The exercise:
Pictures in the data below are not part of the copy; transcribe everything else exactly.

(Records that describe figures)

__________

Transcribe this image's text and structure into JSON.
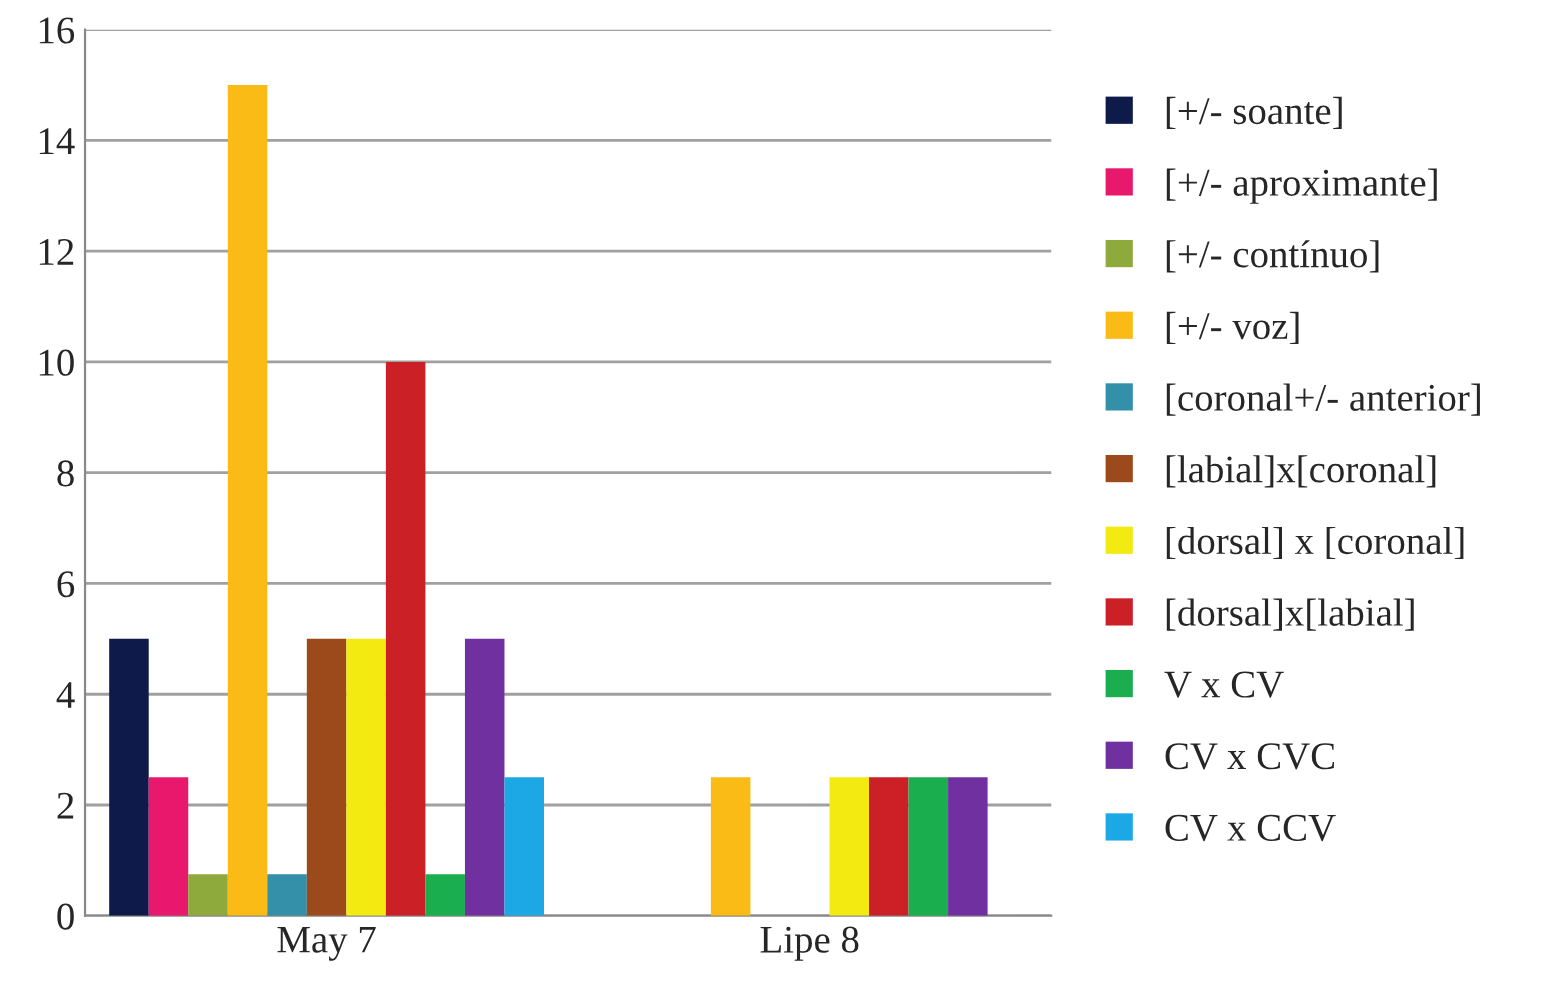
{
  "chart_data": {
    "type": "bar",
    "categories": [
      "May 7",
      "Lipe 8"
    ],
    "series": [
      {
        "name": "[+/- soante]",
        "color": "#0d1a4a",
        "values": [
          5,
          null
        ]
      },
      {
        "name": "[+/- aproximante]",
        "color": "#e8186c",
        "values": [
          2.5,
          null
        ]
      },
      {
        "name": "[+/- contínuo]",
        "color": "#8faa3c",
        "values": [
          0.75,
          null
        ]
      },
      {
        "name": "[+/- voz]",
        "color": "#fbbb16",
        "values": [
          15,
          2.5
        ]
      },
      {
        "name": "[coronal+/- anterior]",
        "color": "#3390a8",
        "values": [
          0.75,
          null
        ]
      },
      {
        "name": "[labial]x[coronal]",
        "color": "#9c4a1c",
        "values": [
          5,
          null
        ]
      },
      {
        "name": "[dorsal] x [coronal]",
        "color": "#f2ea10",
        "values": [
          5,
          2.5
        ]
      },
      {
        "name": "[dorsal]x[labial]",
        "color": "#cc2027",
        "values": [
          10,
          2.5
        ]
      },
      {
        "name": "V x CV",
        "color": "#1bae4f",
        "values": [
          0.75,
          2.5
        ]
      },
      {
        "name": "CV x CVC",
        "color": "#7030a0",
        "values": [
          5,
          2.5
        ]
      },
      {
        "name": "CV x CCV",
        "color": "#1ba8e5",
        "values": [
          2.5,
          null
        ]
      }
    ],
    "ylim": [
      0,
      16
    ],
    "yticks": [
      0,
      2,
      4,
      6,
      8,
      10,
      12,
      14,
      16
    ],
    "grid": "y",
    "legend": "right"
  }
}
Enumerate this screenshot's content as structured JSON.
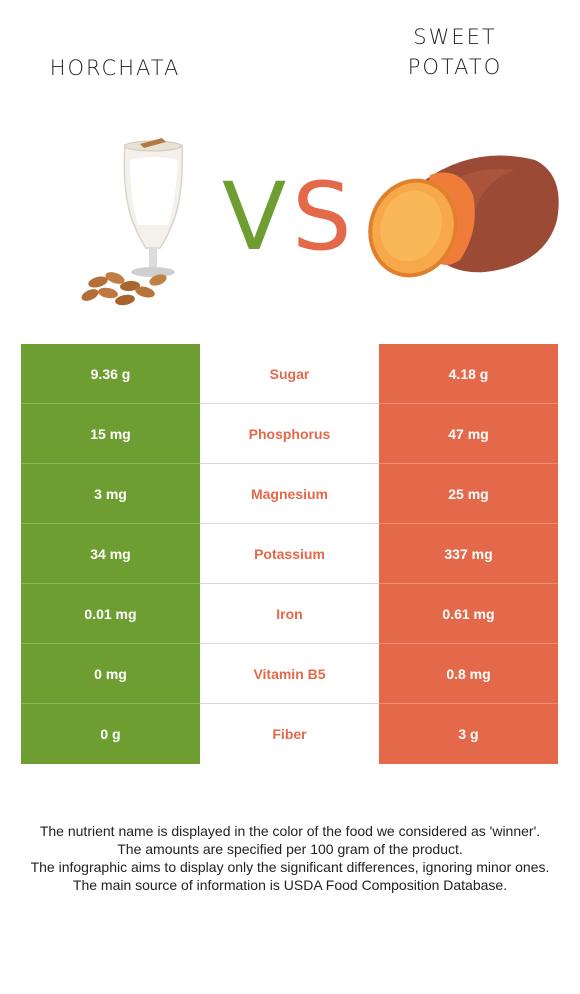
{
  "header": {
    "left_food": "HORCHATA",
    "right_food_line1": "SWEET",
    "right_food_line2": "POTATO",
    "vs_v": "V",
    "vs_s": "S"
  },
  "colors": {
    "left": "#6e9e31",
    "right": "#e4694a"
  },
  "rows": [
    {
      "nutrient": "Sugar",
      "left": "9.36 g",
      "right": "4.18 g",
      "winner": "right"
    },
    {
      "nutrient": "Phosphorus",
      "left": "15 mg",
      "right": "47 mg",
      "winner": "right"
    },
    {
      "nutrient": "Magnesium",
      "left": "3 mg",
      "right": "25 mg",
      "winner": "right"
    },
    {
      "nutrient": "Potassium",
      "left": "34 mg",
      "right": "337 mg",
      "winner": "right"
    },
    {
      "nutrient": "Iron",
      "left": "0.01 mg",
      "right": "0.61 mg",
      "winner": "right"
    },
    {
      "nutrient": "Vitamin B5",
      "left": "0 mg",
      "right": "0.8 mg",
      "winner": "right"
    },
    {
      "nutrient": "Fiber",
      "left": "0 g",
      "right": "3 g",
      "winner": "right"
    }
  ],
  "footnote": [
    "The nutrient name is displayed in the color of the food we considered as 'winner'.",
    "The amounts are specified per 100 gram of the product.",
    "The infographic aims to display only the significant differences, ignoring minor ones.",
    "The main source of information is USDA Food Composition Database."
  ]
}
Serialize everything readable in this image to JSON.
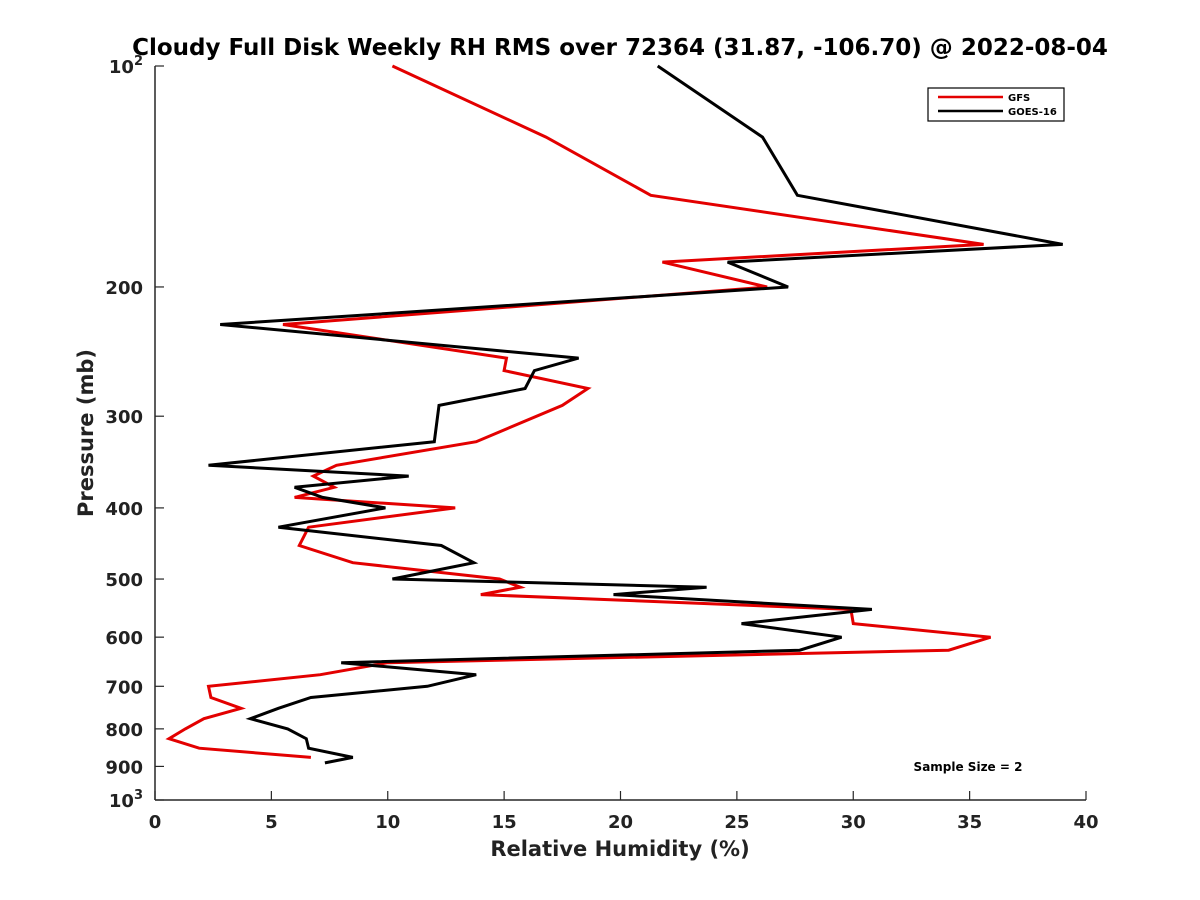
{
  "chart_data": {
    "type": "line",
    "title": "Cloudy Full Disk Weekly RH RMS over 72364 (31.87, -106.70) @ 2022-08-04",
    "xlabel": "Relative Humidity (%)",
    "ylabel": "Pressure (mb)",
    "xlim": [
      0,
      40
    ],
    "ylim": [
      100,
      1000
    ],
    "y_scale": "log",
    "y_reversed": true,
    "grid": false,
    "x_ticks": [
      "0",
      "5",
      "10",
      "15",
      "20",
      "25",
      "30",
      "35",
      "40"
    ],
    "y_ticks": [
      {
        "value": 100,
        "label": "10",
        "sup": "2"
      },
      {
        "value": 200,
        "label": "200",
        "sup": ""
      },
      {
        "value": 300,
        "label": "300",
        "sup": ""
      },
      {
        "value": 400,
        "label": "400",
        "sup": ""
      },
      {
        "value": 500,
        "label": "500",
        "sup": ""
      },
      {
        "value": 600,
        "label": "600",
        "sup": ""
      },
      {
        "value": 700,
        "label": "700",
        "sup": ""
      },
      {
        "value": 800,
        "label": "800",
        "sup": ""
      },
      {
        "value": 900,
        "label": "900",
        "sup": ""
      },
      {
        "value": 1000,
        "label": "10",
        "sup": "3"
      }
    ],
    "legend_position": "top-right",
    "annotation": "Sample Size = 2",
    "series": [
      {
        "name": "GFS",
        "color": "#e30000",
        "points": [
          [
            10.2,
            100
          ],
          [
            16.8,
            125
          ],
          [
            21.3,
            150
          ],
          [
            35.6,
            175
          ],
          [
            21.8,
            185
          ],
          [
            26.3,
            200
          ],
          [
            5.5,
            225
          ],
          [
            15.1,
            250
          ],
          [
            15.0,
            260
          ],
          [
            18.6,
            275
          ],
          [
            17.5,
            290
          ],
          [
            13.8,
            325
          ],
          [
            7.8,
            350
          ],
          [
            6.8,
            362
          ],
          [
            7.7,
            375
          ],
          [
            6.0,
            387
          ],
          [
            12.9,
            400
          ],
          [
            6.6,
            425
          ],
          [
            6.2,
            450
          ],
          [
            8.5,
            475
          ],
          [
            14.8,
            500
          ],
          [
            15.7,
            513
          ],
          [
            14.0,
            525
          ],
          [
            29.9,
            550
          ],
          [
            30.0,
            575
          ],
          [
            35.9,
            600
          ],
          [
            34.1,
            625
          ],
          [
            10.0,
            650
          ],
          [
            7.1,
            675
          ],
          [
            2.3,
            700
          ],
          [
            2.4,
            725
          ],
          [
            3.7,
            750
          ],
          [
            2.1,
            775
          ],
          [
            1.3,
            800
          ],
          [
            0.6,
            825
          ],
          [
            1.9,
            850
          ],
          [
            6.7,
            875
          ]
        ]
      },
      {
        "name": "GOES-16",
        "color": "#000000",
        "points": [
          [
            21.6,
            100
          ],
          [
            26.1,
            125
          ],
          [
            27.6,
            150
          ],
          [
            39.0,
            175
          ],
          [
            24.6,
            185
          ],
          [
            27.2,
            200
          ],
          [
            2.8,
            225
          ],
          [
            18.2,
            250
          ],
          [
            16.3,
            260
          ],
          [
            15.9,
            275
          ],
          [
            12.2,
            290
          ],
          [
            12.0,
            325
          ],
          [
            2.3,
            350
          ],
          [
            10.9,
            362
          ],
          [
            6.0,
            375
          ],
          [
            7.2,
            387
          ],
          [
            9.9,
            400
          ],
          [
            5.3,
            425
          ],
          [
            12.3,
            450
          ],
          [
            13.7,
            475
          ],
          [
            10.2,
            500
          ],
          [
            23.7,
            513
          ],
          [
            19.7,
            525
          ],
          [
            30.8,
            550
          ],
          [
            25.2,
            575
          ],
          [
            29.5,
            600
          ],
          [
            27.7,
            625
          ],
          [
            8.0,
            650
          ],
          [
            13.8,
            675
          ],
          [
            11.7,
            700
          ],
          [
            6.7,
            725
          ],
          [
            5.3,
            750
          ],
          [
            4.1,
            775
          ],
          [
            5.7,
            800
          ],
          [
            6.5,
            825
          ],
          [
            6.6,
            850
          ],
          [
            8.5,
            875
          ],
          [
            7.3,
            890
          ]
        ]
      }
    ]
  }
}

__________

Task answer:
Transcribe this image's text and structure into JSON.
{
  "chart_data": {
    "type": "bar",
    "categories": [
      "May 7",
      "Lipe 8"
    ],
    "series": [
      {
        "name": "[+/- soante]",
        "color": "#0d1a4a",
        "values": [
          5,
          null
        ]
      },
      {
        "name": "[+/- aproximante]",
        "color": "#e8186c",
        "values": [
          2.5,
          null
        ]
      },
      {
        "name": "[+/- contínuo]",
        "color": "#8faa3c",
        "values": [
          0.75,
          null
        ]
      },
      {
        "name": "[+/- voz]",
        "color": "#fbbb16",
        "values": [
          15,
          2.5
        ]
      },
      {
        "name": "[coronal+/- anterior]",
        "color": "#3390a8",
        "values": [
          0.75,
          null
        ]
      },
      {
        "name": "[labial]x[coronal]",
        "color": "#9c4a1c",
        "values": [
          5,
          null
        ]
      },
      {
        "name": "[dorsal] x [coronal]",
        "color": "#f2ea10",
        "values": [
          5,
          2.5
        ]
      },
      {
        "name": "[dorsal]x[labial]",
        "color": "#cc2027",
        "values": [
          10,
          2.5
        ]
      },
      {
        "name": "V x CV",
        "color": "#1bae4f",
        "values": [
          0.75,
          2.5
        ]
      },
      {
        "name": "CV x CVC",
        "color": "#7030a0",
        "values": [
          5,
          2.5
        ]
      },
      {
        "name": "CV x CCV",
        "color": "#1ba8e5",
        "values": [
          2.5,
          null
        ]
      }
    ],
    "ylim": [
      0,
      16
    ],
    "yticks": [
      0,
      2,
      4,
      6,
      8,
      10,
      12,
      14,
      16
    ],
    "grid": "y",
    "legend": "right"
  }
}
Enumerate this screenshot's content as structured JSON.
{
  "header": {
    "left_food": "HORCHATA",
    "right_food_line1": "SWEET",
    "right_food_line2": "POTATO",
    "vs_v": "V",
    "vs_s": "S"
  },
  "colors": {
    "left": "#6e9e31",
    "right": "#e4694a"
  },
  "rows": [
    {
      "nutrient": "Sugar",
      "left": "9.36 g",
      "right": "4.18 g",
      "winner": "right"
    },
    {
      "nutrient": "Phosphorus",
      "left": "15 mg",
      "right": "47 mg",
      "winner": "right"
    },
    {
      "nutrient": "Magnesium",
      "left": "3 mg",
      "right": "25 mg",
      "winner": "right"
    },
    {
      "nutrient": "Potassium",
      "left": "34 mg",
      "right": "337 mg",
      "winner": "right"
    },
    {
      "nutrient": "Iron",
      "left": "0.01 mg",
      "right": "0.61 mg",
      "winner": "right"
    },
    {
      "nutrient": "Vitamin B5",
      "left": "0 mg",
      "right": "0.8 mg",
      "winner": "right"
    },
    {
      "nutrient": "Fiber",
      "left": "0 g",
      "right": "3 g",
      "winner": "right"
    }
  ],
  "footnote": [
    "The nutrient name is displayed in the color of the food we considered as 'winner'.",
    "The amounts are specified per 100 gram of the product.",
    "The infographic aims to display only the significant differences, ignoring minor ones.",
    "The main source of information is USDA Food Composition Database."
  ]
}
Serialize everything readable in this image to JSON.
{
  "chart_data": {
    "type": "line",
    "title": "Cloudy Full Disk Weekly RH RMS over 72364 (31.87, -106.70) @ 2022-08-04",
    "xlabel": "Relative Humidity (%)",
    "ylabel": "Pressure (mb)",
    "xlim": [
      0,
      40
    ],
    "ylim": [
      100,
      1000
    ],
    "y_scale": "log",
    "y_reversed": true,
    "grid": false,
    "x_ticks": [
      "0",
      "5",
      "10",
      "15",
      "20",
      "25",
      "30",
      "35",
      "40"
    ],
    "y_ticks": [
      {
        "value": 100,
        "label": "10",
        "sup": "2"
      },
      {
        "value": 200,
        "label": "200",
        "sup": ""
      },
      {
        "value": 300,
        "label": "300",
        "sup": ""
      },
      {
        "value": 400,
        "label": "400",
        "sup": ""
      },
      {
        "value": 500,
        "label": "500",
        "sup": ""
      },
      {
        "value": 600,
        "label": "600",
        "sup": ""
      },
      {
        "value": 700,
        "label": "700",
        "sup": ""
      },
      {
        "value": 800,
        "label": "800",
        "sup": ""
      },
      {
        "value": 900,
        "label": "900",
        "sup": ""
      },
      {
        "value": 1000,
        "label": "10",
        "sup": "3"
      }
    ],
    "legend_position": "top-right",
    "annotation": "Sample Size = 2",
    "series": [
      {
        "name": "GFS",
        "color": "#e30000",
        "points": [
          [
            10.2,
            100
          ],
          [
            16.8,
            125
          ],
          [
            21.3,
            150
          ],
          [
            35.6,
            175
          ],
          [
            21.8,
            185
          ],
          [
            26.3,
            200
          ],
          [
            5.5,
            225
          ],
          [
            15.1,
            250
          ],
          [
            15.0,
            260
          ],
          [
            18.6,
            275
          ],
          [
            17.5,
            290
          ],
          [
            13.8,
            325
          ],
          [
            7.8,
            350
          ],
          [
            6.8,
            362
          ],
          [
            7.7,
            375
          ],
          [
            6.0,
            387
          ],
          [
            12.9,
            400
          ],
          [
            6.6,
            425
          ],
          [
            6.2,
            450
          ],
          [
            8.5,
            475
          ],
          [
            14.8,
            500
          ],
          [
            15.7,
            513
          ],
          [
            14.0,
            525
          ],
          [
            29.9,
            550
          ],
          [
            30.0,
            575
          ],
          [
            35.9,
            600
          ],
          [
            34.1,
            625
          ],
          [
            10.0,
            650
          ],
          [
            7.1,
            675
          ],
          [
            2.3,
            700
          ],
          [
            2.4,
            725
          ],
          [
            3.7,
            750
          ],
          [
            2.1,
            775
          ],
          [
            1.3,
            800
          ],
          [
            0.6,
            825
          ],
          [
            1.9,
            850
          ],
          [
            6.7,
            875
          ]
        ]
      },
      {
        "name": "GOES-16",
        "color": "#000000",
        "points": [
          [
            21.6,
            100
          ],
          [
            26.1,
            125
          ],
          [
            27.6,
            150
          ],
          [
            39.0,
            175
          ],
          [
            24.6,
            185
          ],
          [
            27.2,
            200
          ],
          [
            2.8,
            225
          ],
          [
            18.2,
            250
          ],
          [
            16.3,
            260
          ],
          [
            15.9,
            275
          ],
          [
            12.2,
            290
          ],
          [
            12.0,
            325
          ],
          [
            2.3,
            350
          ],
          [
            10.9,
            362
          ],
          [
            6.0,
            375
          ],
          [
            7.2,
            387
          ],
          [
            9.9,
            400
          ],
          [
            5.3,
            425
          ],
          [
            12.3,
            450
          ],
          [
            13.7,
            475
          ],
          [
            10.2,
            500
          ],
          [
            23.7,
            513
          ],
          [
            19.7,
            525
          ],
          [
            30.8,
            550
          ],
          [
            25.2,
            575
          ],
          [
            29.5,
            600
          ],
          [
            27.7,
            625
          ],
          [
            8.0,
            650
          ],
          [
            13.8,
            675
          ],
          [
            11.7,
            700
          ],
          [
            6.7,
            725
          ],
          [
            5.3,
            750
          ],
          [
            4.1,
            775
          ],
          [
            5.7,
            800
          ],
          [
            6.5,
            825
          ],
          [
            6.6,
            850
          ],
          [
            8.5,
            875
          ],
          [
            7.3,
            890
          ]
        ]
      }
    ]
  }
}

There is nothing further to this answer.